* **Problem to solve**
Rewrite every entry below with "Patent image size" swapped for "Sheet size", leaving all other text unchanged.

━━━ Data shown

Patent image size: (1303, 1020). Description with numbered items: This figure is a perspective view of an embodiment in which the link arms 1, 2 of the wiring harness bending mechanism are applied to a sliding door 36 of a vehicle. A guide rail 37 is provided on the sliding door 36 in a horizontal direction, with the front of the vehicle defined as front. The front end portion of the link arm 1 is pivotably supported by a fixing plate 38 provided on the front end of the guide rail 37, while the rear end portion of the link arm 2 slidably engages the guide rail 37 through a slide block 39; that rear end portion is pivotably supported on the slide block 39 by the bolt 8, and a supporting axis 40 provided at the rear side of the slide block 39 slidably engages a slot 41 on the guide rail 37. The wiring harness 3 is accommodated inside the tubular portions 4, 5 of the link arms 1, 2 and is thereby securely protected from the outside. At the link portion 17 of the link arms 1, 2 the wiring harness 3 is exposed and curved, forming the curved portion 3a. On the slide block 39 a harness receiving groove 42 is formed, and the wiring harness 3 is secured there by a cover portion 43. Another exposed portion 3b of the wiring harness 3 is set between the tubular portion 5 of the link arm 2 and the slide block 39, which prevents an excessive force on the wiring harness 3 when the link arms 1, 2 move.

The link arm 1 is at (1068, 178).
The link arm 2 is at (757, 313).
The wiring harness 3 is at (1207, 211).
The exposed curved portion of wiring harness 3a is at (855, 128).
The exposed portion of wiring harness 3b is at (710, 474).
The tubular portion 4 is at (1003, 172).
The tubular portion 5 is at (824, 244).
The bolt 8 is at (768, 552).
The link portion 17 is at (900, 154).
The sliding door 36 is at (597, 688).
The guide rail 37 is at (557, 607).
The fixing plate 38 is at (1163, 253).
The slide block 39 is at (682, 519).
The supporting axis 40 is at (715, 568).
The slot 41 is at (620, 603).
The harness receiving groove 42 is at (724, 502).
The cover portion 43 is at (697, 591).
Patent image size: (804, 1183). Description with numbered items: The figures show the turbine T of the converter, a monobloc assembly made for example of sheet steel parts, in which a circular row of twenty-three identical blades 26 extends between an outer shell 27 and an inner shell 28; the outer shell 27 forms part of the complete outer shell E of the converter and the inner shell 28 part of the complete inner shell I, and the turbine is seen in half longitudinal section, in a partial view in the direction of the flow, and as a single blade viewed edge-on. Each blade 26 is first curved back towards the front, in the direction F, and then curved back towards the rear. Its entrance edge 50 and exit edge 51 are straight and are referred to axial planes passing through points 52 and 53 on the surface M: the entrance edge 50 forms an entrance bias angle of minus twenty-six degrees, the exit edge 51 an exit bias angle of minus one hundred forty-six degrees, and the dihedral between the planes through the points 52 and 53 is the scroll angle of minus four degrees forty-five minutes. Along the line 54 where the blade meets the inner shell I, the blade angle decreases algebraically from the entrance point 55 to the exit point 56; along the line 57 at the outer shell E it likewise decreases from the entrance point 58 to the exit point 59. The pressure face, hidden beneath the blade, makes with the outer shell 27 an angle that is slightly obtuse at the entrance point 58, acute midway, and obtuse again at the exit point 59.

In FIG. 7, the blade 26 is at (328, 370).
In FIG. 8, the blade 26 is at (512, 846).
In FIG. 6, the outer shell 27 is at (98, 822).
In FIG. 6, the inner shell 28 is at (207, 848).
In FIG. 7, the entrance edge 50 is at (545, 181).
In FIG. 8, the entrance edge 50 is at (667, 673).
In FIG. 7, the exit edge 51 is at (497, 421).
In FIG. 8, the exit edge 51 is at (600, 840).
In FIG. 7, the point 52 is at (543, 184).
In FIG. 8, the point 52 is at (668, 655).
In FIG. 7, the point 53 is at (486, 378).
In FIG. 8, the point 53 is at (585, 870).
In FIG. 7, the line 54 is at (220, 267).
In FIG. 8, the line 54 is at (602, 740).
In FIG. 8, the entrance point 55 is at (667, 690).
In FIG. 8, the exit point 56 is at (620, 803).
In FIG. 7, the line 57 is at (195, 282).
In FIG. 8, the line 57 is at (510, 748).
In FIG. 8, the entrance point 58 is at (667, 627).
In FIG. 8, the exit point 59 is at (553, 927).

━━━━━━

* **Solution below**
Sheet size: (1303, 1020). Description with numbered items: This figure is a perspective view of an embodiment in which the link arms 1, 2 of the wiring harness bending mechanism are applied to a sliding door 36 of a vehicle. A guide rail 37 is provided on the sliding door 36 in a horizontal direction, with the front of the vehicle defined as front. The front end portion of the link arm 1 is pivotably supported by a fixing plate 38 provided on the front end of the guide rail 37, while the rear end portion of the link arm 2 slidably engages the guide rail 37 through a slide block 39; that rear end portion is pivotably supported on the slide block 39 by the bolt 8, and a supporting axis 40 provided at the rear side of the slide block 39 slidably engages a slot 41 on the guide rail 37. The wiring harness 3 is accommodated inside the tubular portions 4, 5 of the link arms 1, 2 and is thereby securely protected from the outside. At the link portion 17 of the link arms 1, 2 the wiring harness 3 is exposed and curved, forming the curved portion 3a. On the slide block 39 a harness receiving groove 42 is formed, and the wiring harness 3 is secured there by a cover portion 43. Another exposed portion 3b of the wiring harness 3 is set between the tubular portion 5 of the link arm 2 and the slide block 39, which prevents an excessive force on the wiring harness 3 when the link arms 1, 2 move.

The link arm 1 is at (1068, 178).
The link arm 2 is at (757, 313).
The wiring harness 3 is at (1207, 211).
The exposed curved portion of wiring harness 3a is at (855, 128).
The exposed portion of wiring harness 3b is at (710, 474).
The tubular portion 4 is at (1003, 172).
The tubular portion 5 is at (824, 244).
The bolt 8 is at (768, 552).
The link portion 17 is at (900, 154).
The sliding door 36 is at (597, 688).
The guide rail 37 is at (557, 607).
The fixing plate 38 is at (1163, 253).
The slide block 39 is at (682, 519).
The supporting axis 40 is at (715, 568).
The slot 41 is at (620, 603).
The harness receiving groove 42 is at (724, 502).
The cover portion 43 is at (697, 591).
Sheet size: (804, 1183). Description with numbered items: The figures show the turbine T of the converter, a monobloc assembly made for example of sheet steel parts, in which a circular row of twenty-three identical blades 26 extends between an outer shell 27 and an inner shell 28; the outer shell 27 forms part of the complete outer shell E of the converter and the inner shell 28 part of the complete inner shell I, and the turbine is seen in half longitudinal section, in a partial view in the direction of the flow, and as a single blade viewed edge-on. Each blade 26 is first curved back towards the front, in the direction F, and then curved back towards the rear. Its entrance edge 50 and exit edge 51 are straight and are referred to axial planes passing through points 52 and 53 on the surface M: the entrance edge 50 forms an entrance bias angle of minus twenty-six degrees, the exit edge 51 an exit bias angle of minus one hundred forty-six degrees, and the dihedral between the planes through the points 52 and 53 is the scroll angle of minus four degrees forty-five minutes. Along the line 54 where the blade meets the inner shell I, the blade angle decreases algebraically from the entrance point 55 to the exit point 56; along the line 57 at the outer shell E it likewise decreases from the entrance point 58 to the exit point 59. The pressure face, hidden beneath the blade, makes with the outer shell 27 an angle that is slightly obtuse at the entrance point 58, acute midway, and obtuse again at the exit point 59.

In FIG. 7, the blade 26 is at (328, 370).
In FIG. 8, the blade 26 is at (512, 846).
In FIG. 6, the outer shell 27 is at (98, 822).
In FIG. 6, the inner shell 28 is at (207, 848).
In FIG. 7, the entrance edge 50 is at (545, 181).
In FIG. 8, the entrance edge 50 is at (667, 673).
In FIG. 7, the exit edge 51 is at (497, 421).
In FIG. 8, the exit edge 51 is at (600, 840).
In FIG. 7, the point 52 is at (543, 184).
In FIG. 8, the point 52 is at (668, 655).
In FIG. 7, the point 53 is at (486, 378).
In FIG. 8, the point 53 is at (585, 870).
In FIG. 7, the line 54 is at (220, 267).
In FIG. 8, the line 54 is at (602, 740).
In FIG. 8, the entrance point 55 is at (667, 690).
In FIG. 8, the exit point 56 is at (620, 803).
In FIG. 7, the line 57 is at (195, 282).
In FIG. 8, the line 57 is at (510, 748).
In FIG. 8, the entrance point 58 is at (667, 627).
In FIG. 8, the exit point 59 is at (553, 927).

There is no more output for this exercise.